**Goal**
Extract every line below that contains the word "Source".

**Material to process**

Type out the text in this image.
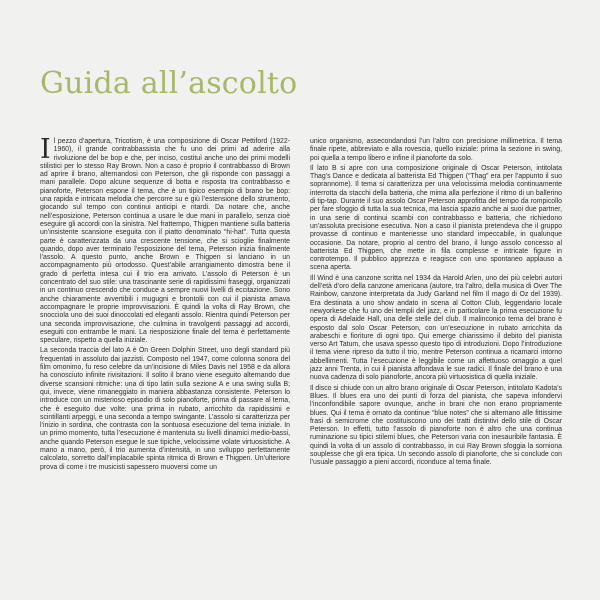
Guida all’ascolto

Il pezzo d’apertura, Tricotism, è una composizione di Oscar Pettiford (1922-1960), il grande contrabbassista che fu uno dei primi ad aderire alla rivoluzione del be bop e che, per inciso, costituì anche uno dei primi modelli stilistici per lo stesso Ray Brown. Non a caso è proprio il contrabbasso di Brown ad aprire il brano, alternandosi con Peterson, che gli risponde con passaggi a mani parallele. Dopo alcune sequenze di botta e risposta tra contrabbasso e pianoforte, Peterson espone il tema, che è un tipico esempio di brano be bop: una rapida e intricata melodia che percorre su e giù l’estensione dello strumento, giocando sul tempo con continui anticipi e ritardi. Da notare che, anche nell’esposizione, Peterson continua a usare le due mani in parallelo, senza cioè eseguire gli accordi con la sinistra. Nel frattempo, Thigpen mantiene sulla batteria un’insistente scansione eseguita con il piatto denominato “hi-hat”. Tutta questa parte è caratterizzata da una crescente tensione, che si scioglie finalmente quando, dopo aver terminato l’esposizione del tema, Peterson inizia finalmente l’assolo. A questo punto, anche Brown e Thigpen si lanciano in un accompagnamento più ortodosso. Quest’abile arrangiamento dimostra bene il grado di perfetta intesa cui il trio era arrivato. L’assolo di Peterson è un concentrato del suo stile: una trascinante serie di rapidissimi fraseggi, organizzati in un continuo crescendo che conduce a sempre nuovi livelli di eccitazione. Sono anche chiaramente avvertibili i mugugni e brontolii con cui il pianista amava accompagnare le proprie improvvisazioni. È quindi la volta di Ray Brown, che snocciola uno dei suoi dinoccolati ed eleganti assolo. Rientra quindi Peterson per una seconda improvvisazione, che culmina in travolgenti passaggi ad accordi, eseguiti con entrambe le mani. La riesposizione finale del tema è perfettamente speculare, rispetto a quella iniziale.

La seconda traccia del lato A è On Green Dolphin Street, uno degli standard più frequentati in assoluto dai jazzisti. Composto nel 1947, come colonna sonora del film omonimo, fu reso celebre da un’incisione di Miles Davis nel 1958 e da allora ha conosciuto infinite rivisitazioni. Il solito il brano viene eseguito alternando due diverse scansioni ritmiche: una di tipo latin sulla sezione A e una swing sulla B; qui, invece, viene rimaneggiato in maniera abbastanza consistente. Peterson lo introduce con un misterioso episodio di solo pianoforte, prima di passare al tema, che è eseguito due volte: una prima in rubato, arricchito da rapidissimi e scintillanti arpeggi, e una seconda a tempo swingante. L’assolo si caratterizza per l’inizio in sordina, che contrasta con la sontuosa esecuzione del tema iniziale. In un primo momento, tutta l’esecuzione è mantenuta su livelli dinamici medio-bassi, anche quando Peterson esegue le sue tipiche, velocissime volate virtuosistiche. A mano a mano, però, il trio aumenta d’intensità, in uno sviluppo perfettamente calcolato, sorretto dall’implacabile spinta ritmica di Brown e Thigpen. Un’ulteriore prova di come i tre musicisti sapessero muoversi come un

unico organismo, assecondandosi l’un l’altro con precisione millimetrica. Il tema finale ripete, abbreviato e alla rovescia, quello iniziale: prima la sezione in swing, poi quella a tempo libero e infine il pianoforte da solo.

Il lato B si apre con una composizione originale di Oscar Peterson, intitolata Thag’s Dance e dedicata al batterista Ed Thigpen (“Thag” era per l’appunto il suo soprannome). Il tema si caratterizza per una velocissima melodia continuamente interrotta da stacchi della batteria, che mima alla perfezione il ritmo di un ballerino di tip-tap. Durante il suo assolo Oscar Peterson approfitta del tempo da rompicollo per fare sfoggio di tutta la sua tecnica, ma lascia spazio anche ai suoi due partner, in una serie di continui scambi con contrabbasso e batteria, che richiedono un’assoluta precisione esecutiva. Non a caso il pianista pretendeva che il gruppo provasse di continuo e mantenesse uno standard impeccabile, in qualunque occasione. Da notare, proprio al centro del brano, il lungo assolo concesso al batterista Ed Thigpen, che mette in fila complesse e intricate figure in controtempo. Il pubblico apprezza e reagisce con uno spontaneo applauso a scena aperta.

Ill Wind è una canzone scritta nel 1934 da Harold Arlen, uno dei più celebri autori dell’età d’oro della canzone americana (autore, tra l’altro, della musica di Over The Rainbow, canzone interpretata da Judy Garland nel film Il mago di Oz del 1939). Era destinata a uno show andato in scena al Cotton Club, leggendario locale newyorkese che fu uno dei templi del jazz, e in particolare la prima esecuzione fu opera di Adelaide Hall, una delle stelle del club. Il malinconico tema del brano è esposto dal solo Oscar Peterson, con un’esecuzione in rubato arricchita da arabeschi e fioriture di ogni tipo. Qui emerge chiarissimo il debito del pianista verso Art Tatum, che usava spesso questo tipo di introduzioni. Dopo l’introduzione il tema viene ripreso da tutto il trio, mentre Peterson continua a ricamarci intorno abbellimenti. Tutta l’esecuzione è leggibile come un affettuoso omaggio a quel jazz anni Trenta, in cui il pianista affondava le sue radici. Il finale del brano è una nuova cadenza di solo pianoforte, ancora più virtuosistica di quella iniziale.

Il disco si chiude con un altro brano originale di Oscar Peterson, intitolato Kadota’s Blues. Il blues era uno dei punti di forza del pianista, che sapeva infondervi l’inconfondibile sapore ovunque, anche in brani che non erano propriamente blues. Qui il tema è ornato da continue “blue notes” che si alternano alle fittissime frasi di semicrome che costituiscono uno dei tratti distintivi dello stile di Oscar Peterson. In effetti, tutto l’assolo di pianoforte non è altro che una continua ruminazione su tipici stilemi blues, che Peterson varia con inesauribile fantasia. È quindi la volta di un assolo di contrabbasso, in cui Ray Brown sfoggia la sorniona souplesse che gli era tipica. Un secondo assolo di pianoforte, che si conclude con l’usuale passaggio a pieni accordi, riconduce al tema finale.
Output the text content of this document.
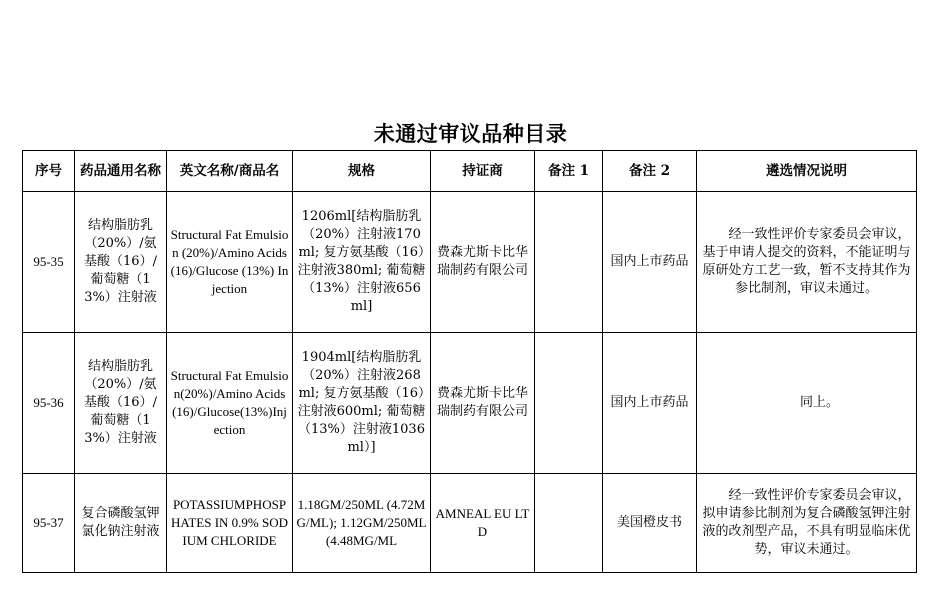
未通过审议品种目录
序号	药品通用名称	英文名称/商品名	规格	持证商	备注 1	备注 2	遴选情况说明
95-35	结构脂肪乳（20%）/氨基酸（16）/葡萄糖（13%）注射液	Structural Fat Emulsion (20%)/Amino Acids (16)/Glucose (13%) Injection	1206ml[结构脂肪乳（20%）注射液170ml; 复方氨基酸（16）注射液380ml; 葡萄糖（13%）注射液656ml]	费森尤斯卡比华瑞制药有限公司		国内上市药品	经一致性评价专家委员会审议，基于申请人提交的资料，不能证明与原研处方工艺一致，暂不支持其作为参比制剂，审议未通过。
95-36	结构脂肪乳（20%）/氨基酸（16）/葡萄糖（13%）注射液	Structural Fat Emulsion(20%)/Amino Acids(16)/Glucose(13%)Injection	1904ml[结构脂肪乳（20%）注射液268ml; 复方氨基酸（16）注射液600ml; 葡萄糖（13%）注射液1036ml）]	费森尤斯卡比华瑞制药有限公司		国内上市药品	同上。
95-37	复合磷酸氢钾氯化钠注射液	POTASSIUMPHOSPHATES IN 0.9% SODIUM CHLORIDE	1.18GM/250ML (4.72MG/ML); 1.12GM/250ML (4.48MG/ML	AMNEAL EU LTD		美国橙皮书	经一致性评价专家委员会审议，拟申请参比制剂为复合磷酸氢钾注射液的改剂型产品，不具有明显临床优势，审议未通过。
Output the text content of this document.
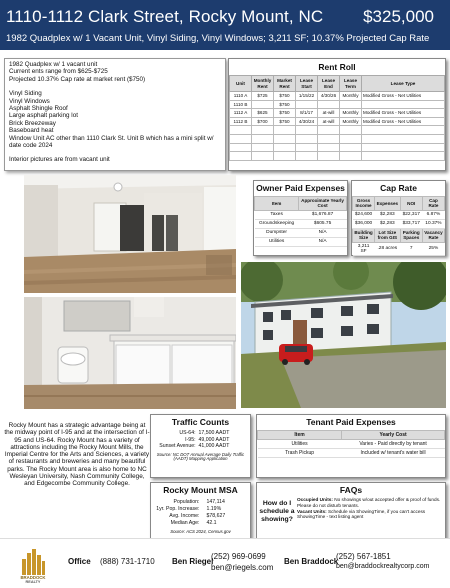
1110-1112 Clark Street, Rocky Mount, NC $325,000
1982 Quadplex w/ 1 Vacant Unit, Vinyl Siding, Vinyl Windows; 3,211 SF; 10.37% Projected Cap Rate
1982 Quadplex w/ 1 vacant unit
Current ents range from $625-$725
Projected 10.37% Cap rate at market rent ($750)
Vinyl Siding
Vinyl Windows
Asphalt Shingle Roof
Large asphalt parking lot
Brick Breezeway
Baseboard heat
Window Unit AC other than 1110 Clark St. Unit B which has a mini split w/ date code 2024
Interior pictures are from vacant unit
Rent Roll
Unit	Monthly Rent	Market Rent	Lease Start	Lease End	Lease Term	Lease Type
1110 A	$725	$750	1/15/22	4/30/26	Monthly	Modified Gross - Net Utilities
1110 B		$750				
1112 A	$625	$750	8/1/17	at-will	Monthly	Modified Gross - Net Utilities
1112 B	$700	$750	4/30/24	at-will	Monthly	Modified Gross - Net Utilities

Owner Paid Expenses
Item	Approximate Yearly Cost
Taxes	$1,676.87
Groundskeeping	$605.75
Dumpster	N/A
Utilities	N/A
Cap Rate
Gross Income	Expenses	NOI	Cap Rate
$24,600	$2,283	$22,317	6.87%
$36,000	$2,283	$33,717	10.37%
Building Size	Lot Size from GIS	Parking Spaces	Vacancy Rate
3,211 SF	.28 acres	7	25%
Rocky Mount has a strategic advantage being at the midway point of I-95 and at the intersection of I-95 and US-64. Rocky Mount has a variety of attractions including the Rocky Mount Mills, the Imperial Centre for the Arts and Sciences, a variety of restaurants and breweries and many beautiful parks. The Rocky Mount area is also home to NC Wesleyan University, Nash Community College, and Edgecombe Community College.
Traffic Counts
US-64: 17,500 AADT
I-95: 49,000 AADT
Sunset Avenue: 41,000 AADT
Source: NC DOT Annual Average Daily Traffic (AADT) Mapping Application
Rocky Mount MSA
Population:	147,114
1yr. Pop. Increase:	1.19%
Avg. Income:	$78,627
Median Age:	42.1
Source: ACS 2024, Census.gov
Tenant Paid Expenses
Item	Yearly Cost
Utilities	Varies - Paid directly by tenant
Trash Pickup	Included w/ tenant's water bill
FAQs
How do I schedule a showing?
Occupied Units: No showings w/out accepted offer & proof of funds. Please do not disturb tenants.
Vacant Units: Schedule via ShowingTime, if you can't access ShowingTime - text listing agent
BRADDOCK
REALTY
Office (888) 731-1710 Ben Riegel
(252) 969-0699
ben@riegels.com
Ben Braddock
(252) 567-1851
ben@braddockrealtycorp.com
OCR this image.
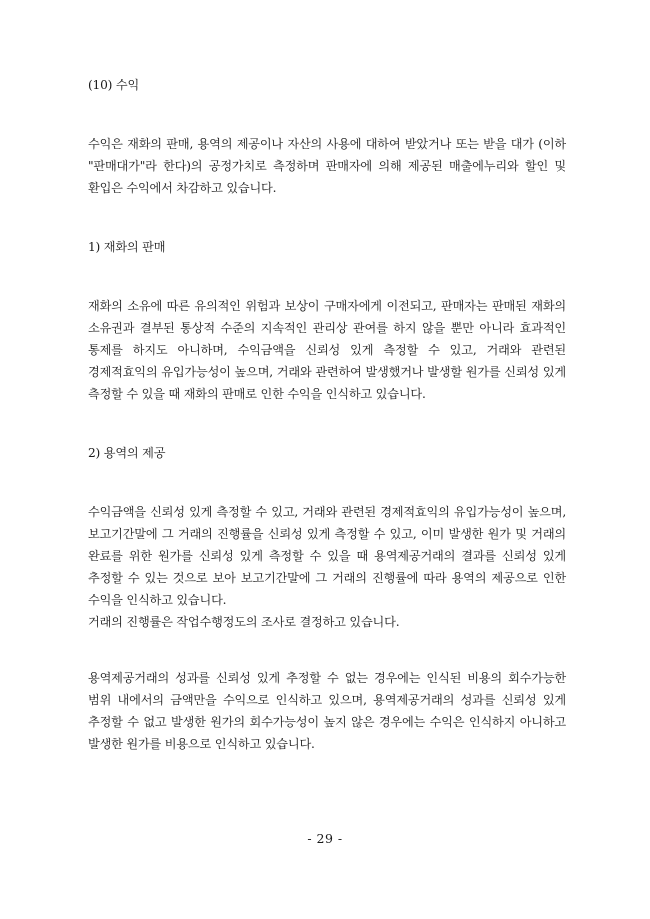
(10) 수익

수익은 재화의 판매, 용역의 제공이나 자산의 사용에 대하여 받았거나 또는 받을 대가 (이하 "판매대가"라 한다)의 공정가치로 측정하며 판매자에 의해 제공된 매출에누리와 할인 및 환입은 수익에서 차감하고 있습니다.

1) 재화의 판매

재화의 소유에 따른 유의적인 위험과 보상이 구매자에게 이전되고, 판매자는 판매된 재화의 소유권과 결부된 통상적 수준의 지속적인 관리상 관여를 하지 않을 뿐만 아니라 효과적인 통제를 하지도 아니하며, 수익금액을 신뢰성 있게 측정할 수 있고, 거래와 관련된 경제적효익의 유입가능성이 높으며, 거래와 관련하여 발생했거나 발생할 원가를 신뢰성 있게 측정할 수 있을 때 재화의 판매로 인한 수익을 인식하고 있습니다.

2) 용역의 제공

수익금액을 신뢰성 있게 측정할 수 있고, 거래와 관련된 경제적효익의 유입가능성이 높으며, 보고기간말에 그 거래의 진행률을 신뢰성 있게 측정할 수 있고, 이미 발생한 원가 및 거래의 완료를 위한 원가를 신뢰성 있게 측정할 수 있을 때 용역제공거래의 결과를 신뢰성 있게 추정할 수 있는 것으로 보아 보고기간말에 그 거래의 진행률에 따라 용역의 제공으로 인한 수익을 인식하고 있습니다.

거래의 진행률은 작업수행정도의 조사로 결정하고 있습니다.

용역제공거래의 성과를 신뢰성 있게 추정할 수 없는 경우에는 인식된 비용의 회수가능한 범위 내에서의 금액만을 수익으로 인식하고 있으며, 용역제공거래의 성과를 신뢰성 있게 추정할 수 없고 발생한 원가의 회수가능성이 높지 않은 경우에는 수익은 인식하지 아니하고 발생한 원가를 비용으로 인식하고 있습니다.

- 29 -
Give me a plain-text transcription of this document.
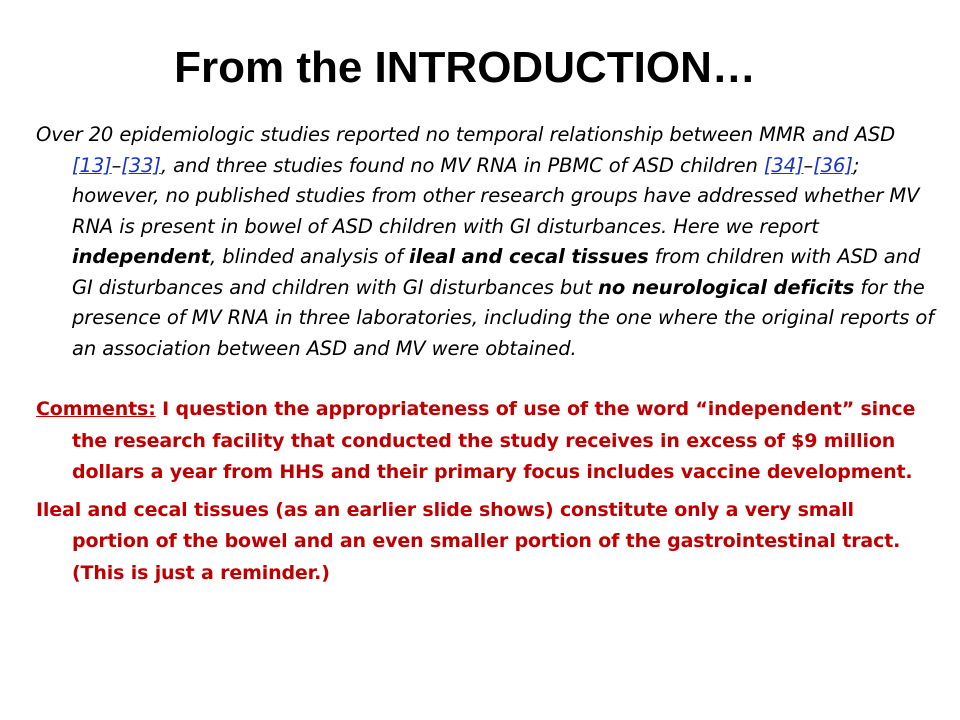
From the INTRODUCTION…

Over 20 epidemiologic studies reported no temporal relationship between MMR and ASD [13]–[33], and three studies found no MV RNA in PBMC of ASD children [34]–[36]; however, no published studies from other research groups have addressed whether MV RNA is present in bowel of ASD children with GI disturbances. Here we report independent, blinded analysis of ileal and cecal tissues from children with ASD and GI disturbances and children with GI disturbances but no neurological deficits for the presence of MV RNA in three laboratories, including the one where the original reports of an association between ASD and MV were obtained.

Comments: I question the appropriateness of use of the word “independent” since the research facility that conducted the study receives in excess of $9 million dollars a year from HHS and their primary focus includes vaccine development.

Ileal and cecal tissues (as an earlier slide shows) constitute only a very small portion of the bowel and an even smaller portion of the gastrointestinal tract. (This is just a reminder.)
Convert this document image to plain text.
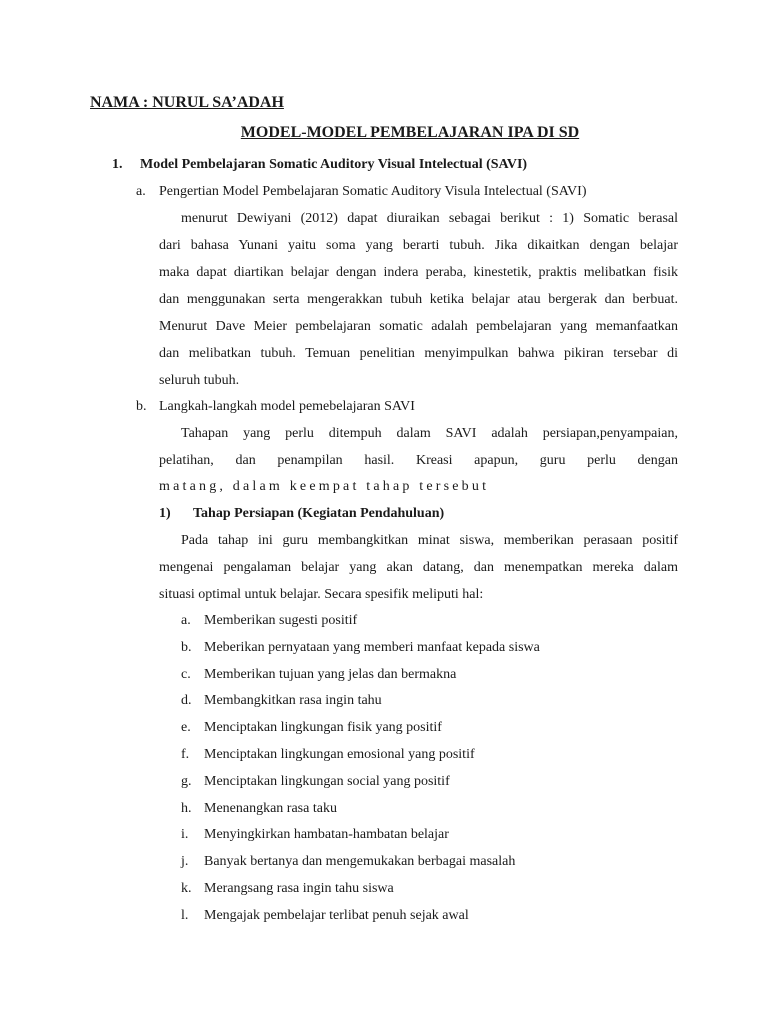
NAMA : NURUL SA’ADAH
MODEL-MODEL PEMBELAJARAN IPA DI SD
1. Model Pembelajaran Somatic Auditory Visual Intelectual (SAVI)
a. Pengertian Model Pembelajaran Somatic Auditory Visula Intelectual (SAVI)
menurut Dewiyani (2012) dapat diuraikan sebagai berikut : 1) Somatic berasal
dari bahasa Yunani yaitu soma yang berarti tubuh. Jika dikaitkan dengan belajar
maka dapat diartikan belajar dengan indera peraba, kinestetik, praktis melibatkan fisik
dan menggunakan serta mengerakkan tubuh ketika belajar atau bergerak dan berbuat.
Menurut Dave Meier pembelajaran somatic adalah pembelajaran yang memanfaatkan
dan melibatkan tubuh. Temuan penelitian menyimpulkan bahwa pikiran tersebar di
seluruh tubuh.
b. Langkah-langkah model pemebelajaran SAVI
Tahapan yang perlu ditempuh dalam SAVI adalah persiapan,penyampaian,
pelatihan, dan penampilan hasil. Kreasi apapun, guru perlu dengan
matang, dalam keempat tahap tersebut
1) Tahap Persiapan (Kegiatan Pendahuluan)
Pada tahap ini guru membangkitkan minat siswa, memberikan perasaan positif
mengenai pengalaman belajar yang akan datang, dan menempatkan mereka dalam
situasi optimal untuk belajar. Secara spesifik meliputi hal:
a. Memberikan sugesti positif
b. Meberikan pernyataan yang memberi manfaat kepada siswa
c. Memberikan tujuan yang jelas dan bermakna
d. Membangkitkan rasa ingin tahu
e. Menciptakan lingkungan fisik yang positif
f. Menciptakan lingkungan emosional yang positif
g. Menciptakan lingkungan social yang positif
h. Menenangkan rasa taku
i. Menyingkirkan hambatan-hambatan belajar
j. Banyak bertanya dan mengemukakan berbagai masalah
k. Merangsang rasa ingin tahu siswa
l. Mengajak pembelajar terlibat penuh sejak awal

**Task output**
Source: NC DOT Annual Average Daily Traffic (AADT) Mapping Application
Source: ACS 2024, Census.gov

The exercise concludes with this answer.